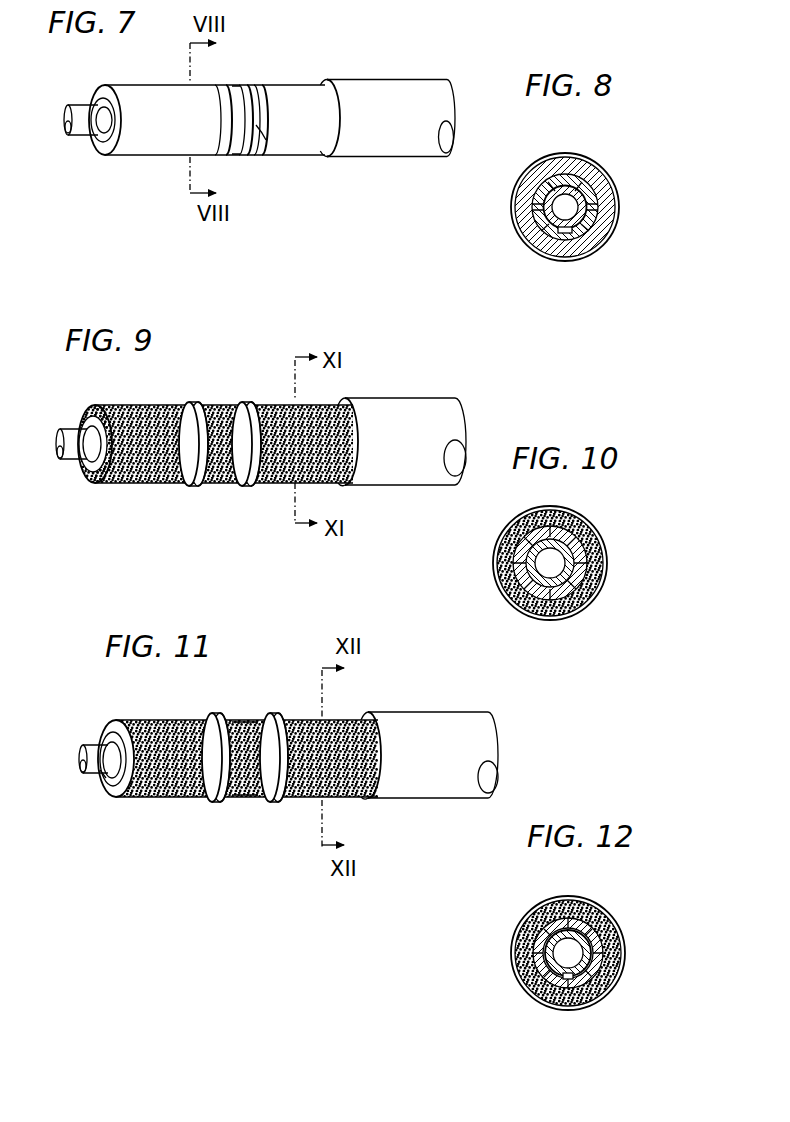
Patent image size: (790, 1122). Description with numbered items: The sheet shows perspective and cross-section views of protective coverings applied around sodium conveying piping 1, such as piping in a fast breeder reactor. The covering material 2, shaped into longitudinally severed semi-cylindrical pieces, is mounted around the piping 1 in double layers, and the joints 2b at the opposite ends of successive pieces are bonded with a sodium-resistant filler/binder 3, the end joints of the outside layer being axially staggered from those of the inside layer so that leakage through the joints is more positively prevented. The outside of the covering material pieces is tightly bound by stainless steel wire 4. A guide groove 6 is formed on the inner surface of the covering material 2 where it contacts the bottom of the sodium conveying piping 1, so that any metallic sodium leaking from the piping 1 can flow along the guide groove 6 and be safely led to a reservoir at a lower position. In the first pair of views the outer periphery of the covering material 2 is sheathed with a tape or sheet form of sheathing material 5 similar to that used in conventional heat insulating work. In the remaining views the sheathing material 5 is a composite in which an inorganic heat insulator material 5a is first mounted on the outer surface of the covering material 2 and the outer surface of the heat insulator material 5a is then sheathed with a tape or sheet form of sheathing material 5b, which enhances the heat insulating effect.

In FIG. 7, the sodium conveying piping 1 is at (83, 122).
In FIG. 8, the sodium conveying piping 1 is at (547, 243).
In FIG. 9, the sodium conveying piping 1 is at (70, 453).
In FIG. 10, the sodium conveying piping 1 is at (530, 612).
In FIG. 11, the sodium conveying piping 1 is at (80, 767).
In FIG. 12, the sodium conveying piping 1 is at (537, 997).
In FIG. 7, the covering material 2 is at (160, 147).
In FIG. 8, the covering material 2 is at (600, 187).
In FIG. 9, the covering material 2 is at (87, 477).
In FIG. 10, the covering material 2 is at (507, 587).
In FIG. 11, the covering material 2 is at (125, 800).
In FIG. 12, the covering material 2 is at (540, 970).
In FIG. 7, the joints at opposite ends of the covering material 2b is at (268, 154).
In FIG. 7, the filler/binder 3 is at (255, 154).
In FIG. 8, the filler/binder 3 is at (607, 246).
In FIG. 10, the filler/binder 3 is at (597, 540).
In FIG. 11, the filler/binder 3 is at (260, 798).
In FIG. 12, the filler/binder 3 is at (602, 943).
In FIG. 7, the stainless steel wire 4 is at (263, 83).
In FIG. 8, the stainless steel wire 4 is at (532, 214).
In FIG. 9, the stainless steel wire 4 is at (257, 472).
In FIG. 10, the stainless steel wire 4 is at (607, 583).
In FIG. 11, the stainless steel wire 4 is at (233, 800).
In FIG. 12, the stainless steel wire 4 is at (617, 967).
In FIG. 7, the sheathing material 5 is at (390, 142).
In FIG. 8, the sheathing material 5 is at (592, 260).
In FIG. 9, the sheathing material 5 is at (347, 491).
In FIG. 10, the sheathing material 5 is at (583, 617).
In FIG. 11, the sheathing material 5 is at (361, 709).
In FIG. 12, the sheathing material 5 is at (599, 1010).
In FIG. 9, the heat insulator material 5a is at (160, 467).
In FIG. 10, the heat insulator material 5a is at (550, 563).
In FIG. 11, the heat insulator material 5a is at (167, 783).
In FIG. 12, the heat insulator material 5a is at (517, 953).
In FIG. 9, the sheathing material 5b is at (413, 477).
In FIG. 11, the sheathing material 5b is at (428, 785).
In FIG. 12, the sheathing material 5b is at (617, 983).
In FIG. 7, the guide groove 6 is at (95, 138).
In FIG. 8, the guide groove 6 is at (567, 233).
In FIG. 11, the guide groove 6 is at (108, 788).
In FIG. 12, the guide groove 6 is at (563, 997).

GIVEN INSTRUCTION>
Format every line of the records above as a Markdown table with two columns, Row and Record text, giving each line its own numbered row. Skip blank lines and leave the pictures out.

REPLY>
| Row | Record text |
|---|---|
| 1 | Patent image size: (790, 1122). Description with numbered items: The sheet shows perspective and cross-section views of protective coverings applied around sodium conveying piping 1, such as piping in a fast breeder reactor. The covering material 2, shaped into longitudinally severed semi-cylindrical pieces, is mounted around the piping 1 in double layers, and the joints 2b at the opposite ends of successive pieces are bonded with a sodium-resistant filler/binder 3, the end joints of the outside layer being axially staggered from those of the inside layer so that leakage through the joints is more positively prevented. The outside of the covering material pieces is tightly bound by stainless steel wire 4. A guide groove 6 is formed on the inner surface of the covering material 2 where it contacts the bottom of the sodium conveying piping 1, so that any metallic sodium leaking from the piping 1 can flow along the guide groove 6 and be safely led to a reservoir at a lower position. In the first pair of views the outer periphery of the covering material 2 is sheathed with a tape or sheet form of sheathing material 5 similar to that used in conventional heat insulating work. In the remaining views the sheathing material 5 is a composite in which an inorganic heat insulator material 5a is first mounted on the outer surface of the covering material 2 and the outer surface of the heat insulator material 5a is then sheathed with a tape or sheet form of sheathing material 5b, which enhances the heat insulating effect. |
| 2 | In FIG. 7, the sodium conveying piping 1 is at (83, 122). |
| 3 | In FIG. 8, the sodium conveying piping 1 is at (547, 243). |
| 4 | In FIG. 9, the sodium conveying piping 1 is at (70, 453). |
| 5 | In FIG. 10, the sodium conveying piping 1 is at (530, 612). |
| 6 | In FIG. 11, the sodium conveying piping 1 is at (80, 767). |
| 7 | In FIG. 12, the sodium conveying piping 1 is at (537, 997). |
| 8 | In FIG. 7, the covering material 2 is at (160, 147). |
| 9 | In FIG. 8, the covering material 2 is at (600, 187). |
| 10 | In FIG. 9, the covering material 2 is at (87, 477). |
| 11 | In FIG. 10, the covering material 2 is at (507, 587). |
| 12 | In FIG. 11, the covering material 2 is at (125, 800). |
| 13 | In FIG. 12, the covering material 2 is at (540, 970). |
| 14 | In FIG. 7, the joints at opposite ends of the covering material 2b is at (268, 154). |
| 15 | In FIG. 7, the filler/binder 3 is at (255, 154). |
| 16 | In FIG. 8, the filler/binder 3 is at (607, 246). |
| 17 | In FIG. 10, the filler/binder 3 is at (597, 540). |
| 18 | In FIG. 11, the filler/binder 3 is at (260, 798). |
| 19 | In FIG. 12, the filler/binder 3 is at (602, 943). |
| 20 | In FIG. 7, the stainless steel wire 4 is at (263, 83). |
| 21 | In FIG. 8, the stainless steel wire 4 is at (532, 214). |
| 22 | In FIG. 9, the stainless steel wire 4 is at (257, 472). |
| 23 | In FIG. 10, the stainless steel wire 4 is at (607, 583). |
| 24 | In FIG. 11, the stainless steel wire 4 is at (233, 800). |
| 25 | In FIG. 12, the stainless steel wire 4 is at (617, 967). |
| 26 | In FIG. 7, the sheathing material 5 is at (390, 142). |
| 27 | In FIG. 8, the sheathing material 5 is at (592, 260). |
| 28 | In FIG. 9, the sheathing material 5 is at (347, 491). |
| 29 | In FIG. 10, the sheathing material 5 is at (583, 617). |
| 30 | In FIG. 11, the sheathing material 5 is at (361, 709). |
| 31 | In FIG. 12, the sheathing material 5 is at (599, 1010). |
| 32 | In FIG. 9, the heat insulator material 5a is at (160, 467). |
| 33 | In FIG. 10, the heat insulator material 5a is at (550, 563). |
| 34 | In FIG. 11, the heat insulator material 5a is at (167, 783). |
| 35 | In FIG. 12, the heat insulator material 5a is at (517, 953). |
| 36 | In FIG. 9, the sheathing material 5b is at (413, 477). |
| 37 | In FIG. 11, the sheathing material 5b is at (428, 785). |
| 38 | In FIG. 12, the sheathing material 5b is at (617, 983). |
| 39 | In FIG. 7, the guide groove 6 is at (95, 138). |
| 40 | In FIG. 8, the guide groove 6 is at (567, 233). |
| 41 | In FIG. 11, the guide groove 6 is at (108, 788). |
| 42 | In FIG. 12, the guide groove 6 is at (563, 997). |